■ **Instructions to follow**
Pictures do not belong in the copy; transcribe everything else in the records exactly.

■ **Dataset rows**

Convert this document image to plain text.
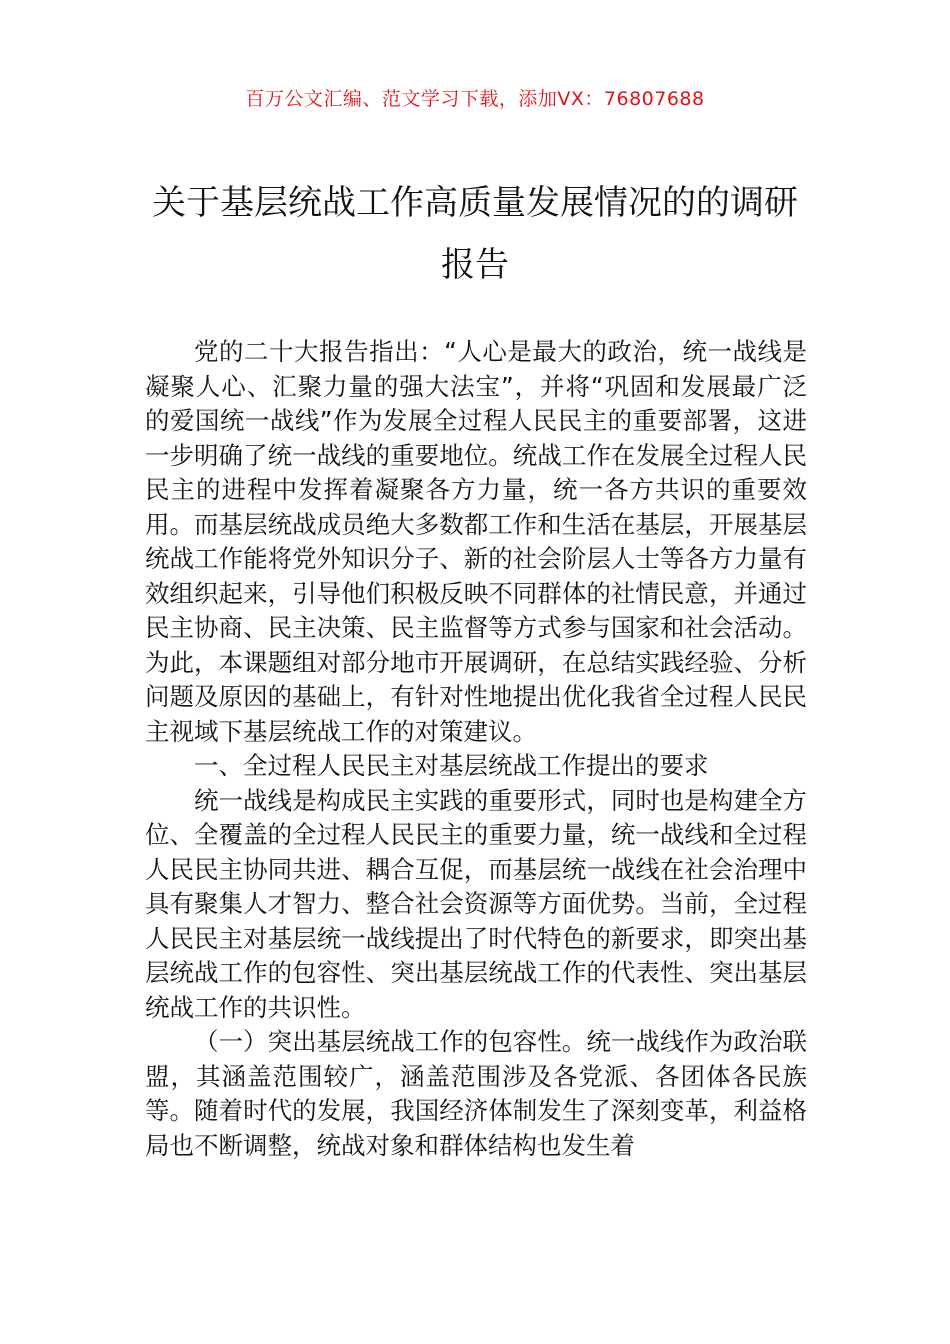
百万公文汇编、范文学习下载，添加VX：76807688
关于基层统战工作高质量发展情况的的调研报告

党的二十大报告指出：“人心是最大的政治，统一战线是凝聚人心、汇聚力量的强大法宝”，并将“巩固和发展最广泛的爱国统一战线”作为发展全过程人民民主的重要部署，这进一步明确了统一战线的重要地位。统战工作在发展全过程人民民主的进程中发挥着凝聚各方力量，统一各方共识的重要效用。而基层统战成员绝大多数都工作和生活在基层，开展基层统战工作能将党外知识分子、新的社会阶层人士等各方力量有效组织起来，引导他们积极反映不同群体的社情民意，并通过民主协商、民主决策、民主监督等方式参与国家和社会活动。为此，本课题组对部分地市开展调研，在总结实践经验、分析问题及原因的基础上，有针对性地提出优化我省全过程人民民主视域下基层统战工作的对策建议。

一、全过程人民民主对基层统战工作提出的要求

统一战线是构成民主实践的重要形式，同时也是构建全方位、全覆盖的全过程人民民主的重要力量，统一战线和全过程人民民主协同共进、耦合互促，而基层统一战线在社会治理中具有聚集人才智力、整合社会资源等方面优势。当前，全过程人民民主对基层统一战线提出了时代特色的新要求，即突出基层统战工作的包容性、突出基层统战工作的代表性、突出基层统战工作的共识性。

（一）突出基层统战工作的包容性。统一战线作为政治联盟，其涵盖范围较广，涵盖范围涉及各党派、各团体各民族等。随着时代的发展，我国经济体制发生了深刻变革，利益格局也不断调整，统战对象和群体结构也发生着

■ **Expected output**
Convert this document image to plain text.
百万公文汇编、范文学习下载，添加VX：76807688
关于基层统战工作高质量发展情况的的调研报告

党的二十大报告指出：“人心是最大的政治，统一战线是凝聚人心、汇聚力量的强大法宝”，并将“巩固和发展最广泛的爱国统一战线”作为发展全过程人民民主的重要部署，这进一步明确了统一战线的重要地位。统战工作在发展全过程人民民主的进程中发挥着凝聚各方力量，统一各方共识的重要效用。而基层统战成员绝大多数都工作和生活在基层，开展基层统战工作能将党外知识分子、新的社会阶层人士等各方力量有效组织起来，引导他们积极反映不同群体的社情民意，并通过民主协商、民主决策、民主监督等方式参与国家和社会活动。为此，本课题组对部分地市开展调研，在总结实践经验、分析问题及原因的基础上，有针对性地提出优化我省全过程人民民主视域下基层统战工作的对策建议。

一、全过程人民民主对基层统战工作提出的要求

统一战线是构成民主实践的重要形式，同时也是构建全方位、全覆盖的全过程人民民主的重要力量，统一战线和全过程人民民主协同共进、耦合互促，而基层统一战线在社会治理中具有聚集人才智力、整合社会资源等方面优势。当前，全过程人民民主对基层统一战线提出了时代特色的新要求，即突出基层统战工作的包容性、突出基层统战工作的代表性、突出基层统战工作的共识性。

（一）突出基层统战工作的包容性。统一战线作为政治联盟，其涵盖范围较广，涵盖范围涉及各党派、各团体各民族等。随着时代的发展，我国经济体制发生了深刻变革，利益格局也不断调整，统战对象和群体结构也发生着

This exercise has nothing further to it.